===== Data for this exercise =====
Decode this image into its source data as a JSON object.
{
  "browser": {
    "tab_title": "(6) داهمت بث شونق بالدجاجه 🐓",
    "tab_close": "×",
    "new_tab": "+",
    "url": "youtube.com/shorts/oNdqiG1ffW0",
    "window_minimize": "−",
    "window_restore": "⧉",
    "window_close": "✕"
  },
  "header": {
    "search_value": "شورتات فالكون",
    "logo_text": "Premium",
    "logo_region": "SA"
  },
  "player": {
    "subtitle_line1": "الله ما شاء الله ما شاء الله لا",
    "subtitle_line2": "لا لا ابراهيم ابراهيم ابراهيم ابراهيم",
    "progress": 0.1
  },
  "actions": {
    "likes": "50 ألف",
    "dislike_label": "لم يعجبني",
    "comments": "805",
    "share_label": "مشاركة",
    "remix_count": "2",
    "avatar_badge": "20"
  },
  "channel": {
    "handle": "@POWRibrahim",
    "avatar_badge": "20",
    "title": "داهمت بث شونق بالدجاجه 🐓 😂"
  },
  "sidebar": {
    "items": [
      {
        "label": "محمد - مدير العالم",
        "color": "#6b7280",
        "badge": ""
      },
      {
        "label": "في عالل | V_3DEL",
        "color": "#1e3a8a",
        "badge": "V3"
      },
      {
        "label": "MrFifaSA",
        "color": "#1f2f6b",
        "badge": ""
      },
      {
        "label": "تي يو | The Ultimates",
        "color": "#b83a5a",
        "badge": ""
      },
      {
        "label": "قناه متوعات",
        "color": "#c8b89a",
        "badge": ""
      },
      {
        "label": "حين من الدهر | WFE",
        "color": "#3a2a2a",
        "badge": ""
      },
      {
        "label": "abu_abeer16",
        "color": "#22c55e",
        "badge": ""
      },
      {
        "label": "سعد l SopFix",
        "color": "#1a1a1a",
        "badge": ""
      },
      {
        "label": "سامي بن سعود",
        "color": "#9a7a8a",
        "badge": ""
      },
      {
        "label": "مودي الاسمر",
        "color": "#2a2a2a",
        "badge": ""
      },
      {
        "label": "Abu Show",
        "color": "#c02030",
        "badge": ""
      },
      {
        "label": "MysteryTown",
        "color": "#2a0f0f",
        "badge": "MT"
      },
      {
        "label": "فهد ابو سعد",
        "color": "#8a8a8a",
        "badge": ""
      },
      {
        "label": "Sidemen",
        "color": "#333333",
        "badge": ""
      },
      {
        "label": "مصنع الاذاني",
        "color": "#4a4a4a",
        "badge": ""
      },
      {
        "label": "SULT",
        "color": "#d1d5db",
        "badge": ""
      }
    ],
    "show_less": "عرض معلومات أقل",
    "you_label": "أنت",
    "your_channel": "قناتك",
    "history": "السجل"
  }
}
=====
> **Set exercise**: Above are the records; copy every line in them that holds the word "شونق".

> **Task output**:
    "tab_title": "(6) داهمت بث شونق بالدجاجه 🐓",
    "title": "داهمت بث شونق بالدجاجه 🐓 😂"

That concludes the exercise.